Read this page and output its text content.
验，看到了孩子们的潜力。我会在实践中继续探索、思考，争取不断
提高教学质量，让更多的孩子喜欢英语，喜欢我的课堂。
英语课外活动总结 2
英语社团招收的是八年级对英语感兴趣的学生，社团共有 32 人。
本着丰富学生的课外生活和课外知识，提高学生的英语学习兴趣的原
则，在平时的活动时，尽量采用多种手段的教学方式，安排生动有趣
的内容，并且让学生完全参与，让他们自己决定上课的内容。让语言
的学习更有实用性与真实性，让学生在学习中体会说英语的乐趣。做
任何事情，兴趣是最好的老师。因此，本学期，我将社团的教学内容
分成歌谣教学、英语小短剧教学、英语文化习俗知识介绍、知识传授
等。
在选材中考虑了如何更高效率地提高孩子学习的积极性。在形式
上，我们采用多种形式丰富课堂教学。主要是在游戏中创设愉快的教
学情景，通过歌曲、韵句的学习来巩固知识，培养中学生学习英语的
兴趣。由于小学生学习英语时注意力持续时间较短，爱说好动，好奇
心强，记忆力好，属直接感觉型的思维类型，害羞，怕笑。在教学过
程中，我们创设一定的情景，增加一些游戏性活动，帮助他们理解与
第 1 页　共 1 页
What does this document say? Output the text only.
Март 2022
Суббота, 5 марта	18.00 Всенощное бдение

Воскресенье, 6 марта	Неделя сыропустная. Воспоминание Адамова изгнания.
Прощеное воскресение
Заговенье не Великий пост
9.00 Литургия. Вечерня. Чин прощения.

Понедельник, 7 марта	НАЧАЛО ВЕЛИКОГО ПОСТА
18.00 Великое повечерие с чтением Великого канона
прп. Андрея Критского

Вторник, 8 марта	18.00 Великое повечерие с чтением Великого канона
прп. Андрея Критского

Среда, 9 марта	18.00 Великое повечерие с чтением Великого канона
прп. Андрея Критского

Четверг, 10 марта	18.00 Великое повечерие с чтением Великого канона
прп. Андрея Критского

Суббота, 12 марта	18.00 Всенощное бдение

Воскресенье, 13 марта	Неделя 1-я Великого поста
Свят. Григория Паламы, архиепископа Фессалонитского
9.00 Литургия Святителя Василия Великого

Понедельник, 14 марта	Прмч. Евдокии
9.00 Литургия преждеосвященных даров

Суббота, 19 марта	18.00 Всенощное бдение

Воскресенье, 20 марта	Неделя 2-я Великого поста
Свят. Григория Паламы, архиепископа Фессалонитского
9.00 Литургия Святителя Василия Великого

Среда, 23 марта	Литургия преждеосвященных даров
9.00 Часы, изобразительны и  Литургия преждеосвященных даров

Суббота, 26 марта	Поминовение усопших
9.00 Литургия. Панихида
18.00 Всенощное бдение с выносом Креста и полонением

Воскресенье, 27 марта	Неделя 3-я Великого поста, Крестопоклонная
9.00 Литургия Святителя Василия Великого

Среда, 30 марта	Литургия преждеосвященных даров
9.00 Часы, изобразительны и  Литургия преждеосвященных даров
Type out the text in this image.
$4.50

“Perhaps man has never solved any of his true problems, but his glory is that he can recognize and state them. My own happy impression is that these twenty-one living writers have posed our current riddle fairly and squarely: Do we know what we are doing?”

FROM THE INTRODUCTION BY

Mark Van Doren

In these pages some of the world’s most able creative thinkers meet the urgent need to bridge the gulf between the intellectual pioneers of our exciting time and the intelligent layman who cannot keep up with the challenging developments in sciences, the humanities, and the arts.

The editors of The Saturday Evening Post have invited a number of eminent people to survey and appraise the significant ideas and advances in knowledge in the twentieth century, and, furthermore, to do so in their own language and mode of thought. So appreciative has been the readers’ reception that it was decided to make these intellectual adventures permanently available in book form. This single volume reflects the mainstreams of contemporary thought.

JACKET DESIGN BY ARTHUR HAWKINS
========================================================================
• **EXERCISE**: Reproduce the whole listing word for word.

• **REPLY TO THE TASK**:
Read this page and output its text content.
验，看到了孩子们的潜力。我会在实践中继续探索、思考，争取不断
提高教学质量，让更多的孩子喜欢英语，喜欢我的课堂。
英语课外活动总结 2
英语社团招收的是八年级对英语感兴趣的学生，社团共有 32 人。
本着丰富学生的课外生活和课外知识，提高学生的英语学习兴趣的原
则，在平时的活动时，尽量采用多种手段的教学方式，安排生动有趣
的内容，并且让学生完全参与，让他们自己决定上课的内容。让语言
的学习更有实用性与真实性，让学生在学习中体会说英语的乐趣。做
任何事情，兴趣是最好的老师。因此，本学期，我将社团的教学内容
分成歌谣教学、英语小短剧教学、英语文化习俗知识介绍、知识传授
等。
在选材中考虑了如何更高效率地提高孩子学习的积极性。在形式
上，我们采用多种形式丰富课堂教学。主要是在游戏中创设愉快的教
学情景，通过歌曲、韵句的学习来巩固知识，培养中学生学习英语的
兴趣。由于小学生学习英语时注意力持续时间较短，爱说好动，好奇
心强，记忆力好，属直接感觉型的思维类型，害羞，怕笑。在教学过
程中，我们创设一定的情景，增加一些游戏性活动，帮助他们理解与
第 1 页　共 1 页
What does this document say? Output the text only.
Март 2022
Суббота, 5 марта	18.00 Всенощное бдение

Воскресенье, 6 марта	Неделя сыропустная. Воспоминание Адамова изгнания.
Прощеное воскресение
Заговенье не Великий пост
9.00 Литургия. Вечерня. Чин прощения.

Понедельник, 7 марта	НАЧАЛО ВЕЛИКОГО ПОСТА
18.00 Великое повечерие с чтением Великого канона
прп. Андрея Критского

Вторник, 8 марта	18.00 Великое повечерие с чтением Великого канона
прп. Андрея Критского

Среда, 9 марта	18.00 Великое повечерие с чтением Великого канона
прп. Андрея Критского

Четверг, 10 марта	18.00 Великое повечерие с чтением Великого канона
прп. Андрея Критского

Суббота, 12 марта	18.00 Всенощное бдение

Воскресенье, 13 марта	Неделя 1-я Великого поста
Свят. Григория Паламы, архиепископа Фессалонитского
9.00 Литургия Святителя Василия Великого

Понедельник, 14 марта	Прмч. Евдокии
9.00 Литургия преждеосвященных даров

Суббота, 19 марта	18.00 Всенощное бдение

Воскресенье, 20 марта	Неделя 2-я Великого поста
Свят. Григория Паламы, архиепископа Фессалонитского
9.00 Литургия Святителя Василия Великого

Среда, 23 марта	Литургия преждеосвященных даров
9.00 Часы, изобразительны и  Литургия преждеосвященных даров

Суббота, 26 марта	Поминовение усопших
9.00 Литургия. Панихида
18.00 Всенощное бдение с выносом Креста и полонением

Воскресенье, 27 марта	Неделя 3-я Великого поста, Крестопоклонная
9.00 Литургия Святителя Василия Великого

Среда, 30 марта	Литургия преждеосвященных даров
9.00 Часы, изобразительны и  Литургия преждеосвященных даров
Type out the text in this image.
$4.50

“Perhaps man has never solved any of his true problems, but his glory is that he can recognize and state them. My own happy impression is that these twenty-one living writers have posed our current riddle fairly and squarely: Do we know what we are doing?”

FROM THE INTRODUCTION BY

Mark Van Doren

In these pages some of the world’s most able creative thinkers meet the urgent need to bridge the gulf between the intellectual pioneers of our exciting time and the intelligent layman who cannot keep up with the challenging developments in sciences, the humanities, and the arts.

The editors of The Saturday Evening Post have invited a number of eminent people to survey and appraise the significant ideas and advances in knowledge in the twentieth century, and, furthermore, to do so in their own language and mode of thought. So appreciative has been the readers’ reception that it was decided to make these intellectual adventures permanently available in book form. This single volume reflects the mainstreams of contemporary thought.

JACKET DESIGN BY ARTHUR HAWKINS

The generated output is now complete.